--- START OF Entries ---

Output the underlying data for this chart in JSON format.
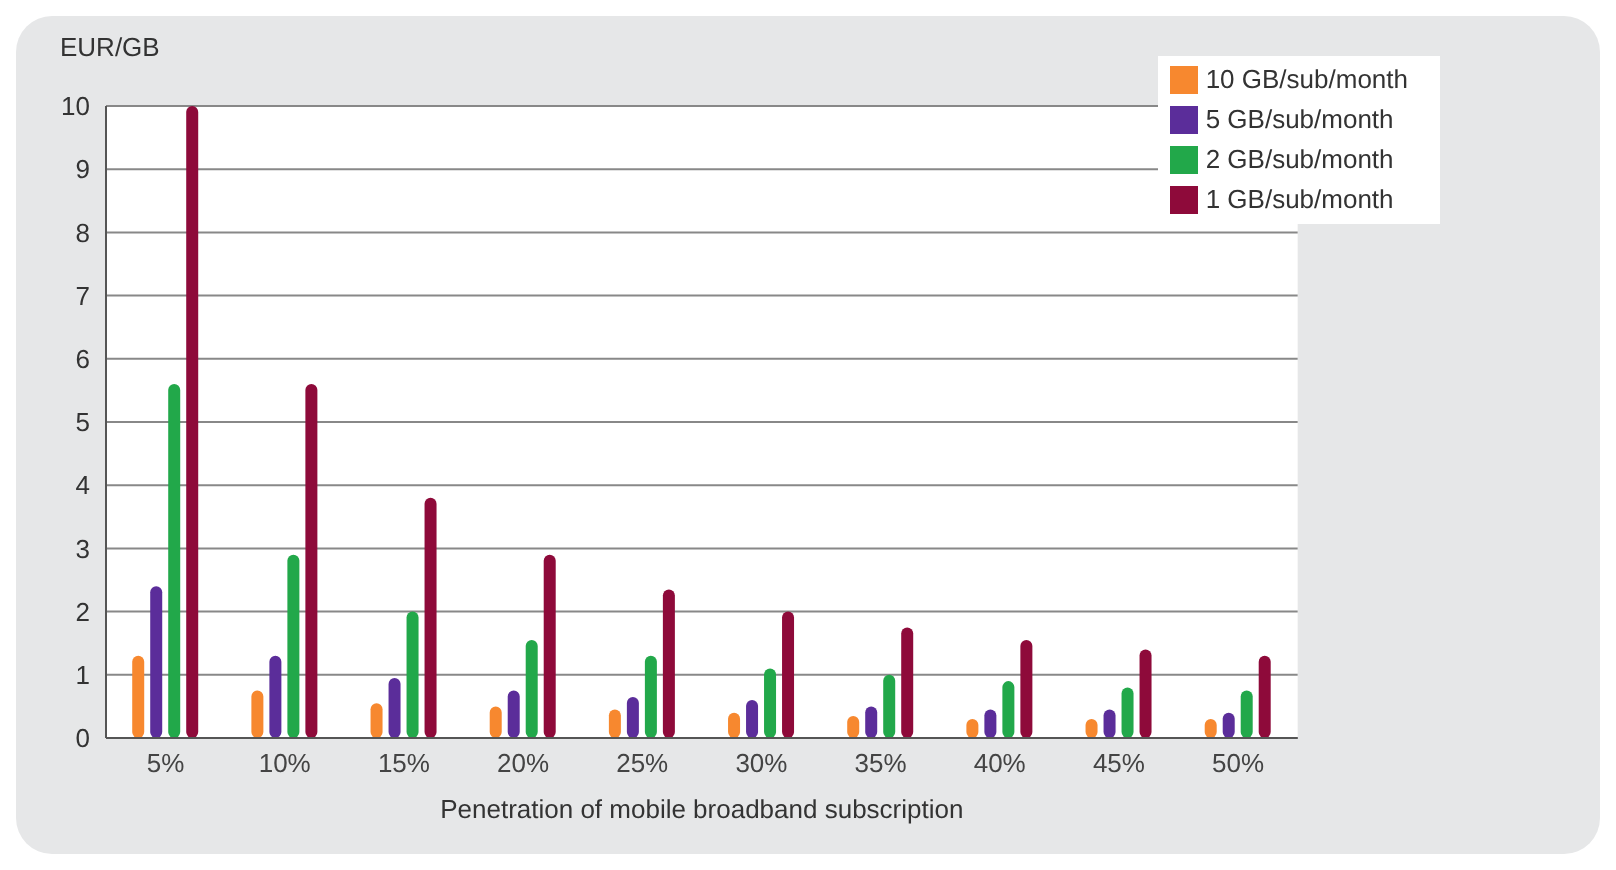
{
  "chart_data": {
    "type": "bar",
    "ylabel": "EUR/GB",
    "xlabel": "Penetration of mobile broadband subscription",
    "categories": [
      "5%",
      "10%",
      "15%",
      "20%",
      "25%",
      "30%",
      "35%",
      "40%",
      "45%",
      "50%"
    ],
    "series": [
      {
        "name": "10 GB/sub/month",
        "color": "#f7882f",
        "values": [
          1.3,
          0.75,
          0.55,
          0.5,
          0.45,
          0.4,
          0.35,
          0.3,
          0.3,
          0.3
        ]
      },
      {
        "name": "5 GB/sub/month",
        "color": "#5b2d9a",
        "values": [
          2.4,
          1.3,
          0.95,
          0.75,
          0.65,
          0.6,
          0.5,
          0.45,
          0.45,
          0.4
        ]
      },
      {
        "name": "2 GB/sub/month",
        "color": "#22a84a",
        "values": [
          5.6,
          2.9,
          2.0,
          1.55,
          1.3,
          1.1,
          1.0,
          0.9,
          0.8,
          0.75
        ]
      },
      {
        "name": "1 GB/sub/month",
        "color": "#8e0a3a",
        "values": [
          10,
          5.6,
          3.8,
          2.9,
          2.35,
          2.0,
          1.75,
          1.55,
          1.4,
          1.3
        ]
      }
    ],
    "ylim": [
      0,
      10
    ],
    "yticks": [
      0,
      1,
      2,
      3,
      4,
      5,
      6,
      7,
      8,
      9,
      10
    ],
    "grid": "y",
    "legend": "top right"
  }
}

--- END OF Entries ---

Transcribe every entry word for word, but skip the pictures.

Output the underlying data for this chart in JSON format.
{
  "chart_data": {
    "type": "bar",
    "ylabel": "EUR/GB",
    "xlabel": "Penetration of mobile broadband subscription",
    "categories": [
      "5%",
      "10%",
      "15%",
      "20%",
      "25%",
      "30%",
      "35%",
      "40%",
      "45%",
      "50%"
    ],
    "series": [
      {
        "name": "10 GB/sub/month",
        "color": "#f7882f",
        "values": [
          1.3,
          0.75,
          0.55,
          0.5,
          0.45,
          0.4,
          0.35,
          0.3,
          0.3,
          0.3
        ]
      },
      {
        "name": "5 GB/sub/month",
        "color": "#5b2d9a",
        "values": [
          2.4,
          1.3,
          0.95,
          0.75,
          0.65,
          0.6,
          0.5,
          0.45,
          0.45,
          0.4
        ]
      },
      {
        "name": "2 GB/sub/month",
        "color": "#22a84a",
        "values": [
          5.6,
          2.9,
          2.0,
          1.55,
          1.3,
          1.1,
          1.0,
          0.9,
          0.8,
          0.75
        ]
      },
      {
        "name": "1 GB/sub/month",
        "color": "#8e0a3a",
        "values": [
          10,
          5.6,
          3.8,
          2.9,
          2.35,
          2.0,
          1.75,
          1.55,
          1.4,
          1.3
        ]
      }
    ],
    "ylim": [
      0,
      10
    ],
    "yticks": [
      0,
      1,
      2,
      3,
      4,
      5,
      6,
      7,
      8,
      9,
      10
    ],
    "grid": "y",
    "legend": "top right"
  }
}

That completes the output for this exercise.